PROBLEM: Return all of the data exactly as given.

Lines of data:
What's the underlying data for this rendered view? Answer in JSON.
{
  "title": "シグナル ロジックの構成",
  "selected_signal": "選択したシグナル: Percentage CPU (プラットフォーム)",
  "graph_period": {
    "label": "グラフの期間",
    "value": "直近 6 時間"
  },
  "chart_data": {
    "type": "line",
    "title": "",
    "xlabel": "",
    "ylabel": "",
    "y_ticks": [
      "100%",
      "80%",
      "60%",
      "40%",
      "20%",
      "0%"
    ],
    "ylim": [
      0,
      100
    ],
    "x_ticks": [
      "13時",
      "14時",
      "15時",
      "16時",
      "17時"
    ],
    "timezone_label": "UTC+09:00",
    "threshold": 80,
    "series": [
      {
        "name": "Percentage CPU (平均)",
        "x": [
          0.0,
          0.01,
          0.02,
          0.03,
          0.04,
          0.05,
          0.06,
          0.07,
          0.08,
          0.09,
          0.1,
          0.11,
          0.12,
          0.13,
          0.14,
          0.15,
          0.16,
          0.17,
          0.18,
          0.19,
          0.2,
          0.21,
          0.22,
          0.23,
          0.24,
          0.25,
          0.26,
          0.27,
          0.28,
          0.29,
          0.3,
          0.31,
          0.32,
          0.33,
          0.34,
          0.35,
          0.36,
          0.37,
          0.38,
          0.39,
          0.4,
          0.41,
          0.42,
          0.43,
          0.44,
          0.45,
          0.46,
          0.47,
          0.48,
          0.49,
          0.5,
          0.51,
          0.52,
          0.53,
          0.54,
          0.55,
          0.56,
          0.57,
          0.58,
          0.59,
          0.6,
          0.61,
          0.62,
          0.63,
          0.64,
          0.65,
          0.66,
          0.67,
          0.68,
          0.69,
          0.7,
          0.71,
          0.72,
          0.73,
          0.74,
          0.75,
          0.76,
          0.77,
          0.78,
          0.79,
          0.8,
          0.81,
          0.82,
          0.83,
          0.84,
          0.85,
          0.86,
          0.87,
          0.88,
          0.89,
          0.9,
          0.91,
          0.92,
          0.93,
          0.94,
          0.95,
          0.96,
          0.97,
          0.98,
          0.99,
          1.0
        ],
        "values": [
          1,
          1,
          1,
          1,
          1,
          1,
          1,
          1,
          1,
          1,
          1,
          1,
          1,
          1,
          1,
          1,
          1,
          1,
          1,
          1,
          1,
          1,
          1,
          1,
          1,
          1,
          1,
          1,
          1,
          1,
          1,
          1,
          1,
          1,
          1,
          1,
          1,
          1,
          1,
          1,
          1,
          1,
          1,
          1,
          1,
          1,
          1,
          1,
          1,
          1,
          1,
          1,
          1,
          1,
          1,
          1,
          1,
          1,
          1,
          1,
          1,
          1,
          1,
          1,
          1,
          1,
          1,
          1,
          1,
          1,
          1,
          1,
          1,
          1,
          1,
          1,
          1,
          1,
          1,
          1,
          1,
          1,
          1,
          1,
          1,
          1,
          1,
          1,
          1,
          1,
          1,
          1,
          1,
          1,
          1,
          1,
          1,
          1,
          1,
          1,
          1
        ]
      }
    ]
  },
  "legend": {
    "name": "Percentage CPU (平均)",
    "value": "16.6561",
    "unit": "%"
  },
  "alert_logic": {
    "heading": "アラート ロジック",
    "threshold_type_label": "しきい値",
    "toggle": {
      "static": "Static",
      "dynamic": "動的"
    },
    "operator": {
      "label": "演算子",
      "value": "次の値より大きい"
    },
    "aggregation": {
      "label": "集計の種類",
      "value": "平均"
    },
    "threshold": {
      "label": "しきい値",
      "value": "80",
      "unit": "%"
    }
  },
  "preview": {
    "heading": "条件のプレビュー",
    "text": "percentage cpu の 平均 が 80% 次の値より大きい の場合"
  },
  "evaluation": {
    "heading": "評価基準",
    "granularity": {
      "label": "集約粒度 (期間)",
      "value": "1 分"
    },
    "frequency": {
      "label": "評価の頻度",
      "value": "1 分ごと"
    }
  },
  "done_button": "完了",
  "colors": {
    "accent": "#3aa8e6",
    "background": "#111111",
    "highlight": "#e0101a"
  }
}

THE RESULT:
What's the underlying data for this rendered view? Answer in JSON.
{
  "title": "シグナル ロジックの構成",
  "selected_signal": "選択したシグナル: Percentage CPU (プラットフォーム)",
  "graph_period": {
    "label": "グラフの期間",
    "value": "直近 6 時間"
  },
  "chart_data": {
    "type": "line",
    "title": "",
    "xlabel": "",
    "ylabel": "",
    "y_ticks": [
      "100%",
      "80%",
      "60%",
      "40%",
      "20%",
      "0%"
    ],
    "ylim": [
      0,
      100
    ],
    "x_ticks": [
      "13時",
      "14時",
      "15時",
      "16時",
      "17時"
    ],
    "timezone_label": "UTC+09:00",
    "threshold": 80,
    "series": [
      {
        "name": "Percentage CPU (平均)",
        "x": [
          0.0,
          0.01,
          0.02,
          0.03,
          0.04,
          0.05,
          0.06,
          0.07,
          0.08,
          0.09,
          0.1,
          0.11,
          0.12,
          0.13,
          0.14,
          0.15,
          0.16,
          0.17,
          0.18,
          0.19,
          0.2,
          0.21,
          0.22,
          0.23,
          0.24,
          0.25,
          0.26,
          0.27,
          0.28,
          0.29,
          0.3,
          0.31,
          0.32,
          0.33,
          0.34,
          0.35,
          0.36,
          0.37,
          0.38,
          0.39,
          0.4,
          0.41,
          0.42,
          0.43,
          0.44,
          0.45,
          0.46,
          0.47,
          0.48,
          0.49,
          0.5,
          0.51,
          0.52,
          0.53,
          0.54,
          0.55,
          0.56,
          0.57,
          0.58,
          0.59,
          0.6,
          0.61,
          0.62,
          0.63,
          0.64,
          0.65,
          0.66,
          0.67,
          0.68,
          0.69,
          0.7,
          0.71,
          0.72,
          0.73,
          0.74,
          0.75,
          0.76,
          0.77,
          0.78,
          0.79,
          0.8,
          0.81,
          0.82,
          0.83,
          0.84,
          0.85,
          0.86,
          0.87,
          0.88,
          0.89,
          0.9,
          0.91,
          0.92,
          0.93,
          0.94,
          0.95,
          0.96,
          0.97,
          0.98,
          0.99,
          1.0
        ],
        "values": [
          1,
          1,
          1,
          1,
          1,
          1,
          1,
          1,
          1,
          1,
          1,
          1,
          1,
          1,
          1,
          1,
          1,
          1,
          1,
          1,
          1,
          1,
          1,
          1,
          1,
          1,
          1,
          1,
          1,
          1,
          1,
          1,
          1,
          1,
          1,
          1,
          1,
          1,
          1,
          1,
          1,
          1,
          1,
          1,
          1,
          1,
          1,
          1,
          1,
          1,
          1,
          1,
          1,
          1,
          1,
          1,
          1,
          1,
          1,
          1,
          1,
          1,
          1,
          1,
          1,
          1,
          1,
          1,
          1,
          1,
          1,
          1,
          1,
          1,
          1,
          1,
          1,
          1,
          1,
          1,
          1,
          1,
          1,
          1,
          1,
          1,
          1,
          1,
          1,
          1,
          1,
          1,
          1,
          1,
          1,
          1,
          1,
          1,
          1,
          1,
          1
        ]
      }
    ]
  },
  "legend": {
    "name": "Percentage CPU (平均)",
    "value": "16.6561",
    "unit": "%"
  },
  "alert_logic": {
    "heading": "アラート ロジック",
    "threshold_type_label": "しきい値",
    "toggle": {
      "static": "Static",
      "dynamic": "動的"
    },
    "operator": {
      "label": "演算子",
      "value": "次の値より大きい"
    },
    "aggregation": {
      "label": "集計の種類",
      "value": "平均"
    },
    "threshold": {
      "label": "しきい値",
      "value": "80",
      "unit": "%"
    }
  },
  "preview": {
    "heading": "条件のプレビュー",
    "text": "percentage cpu の 平均 が 80% 次の値より大きい の場合"
  },
  "evaluation": {
    "heading": "評価基準",
    "granularity": {
      "label": "集約粒度 (期間)",
      "value": "1 分"
    },
    "frequency": {
      "label": "評価の頻度",
      "value": "1 分ごと"
    }
  },
  "done_button": "完了",
  "colors": {
    "accent": "#3aa8e6",
    "background": "#111111",
    "highlight": "#e0101a"
  }
}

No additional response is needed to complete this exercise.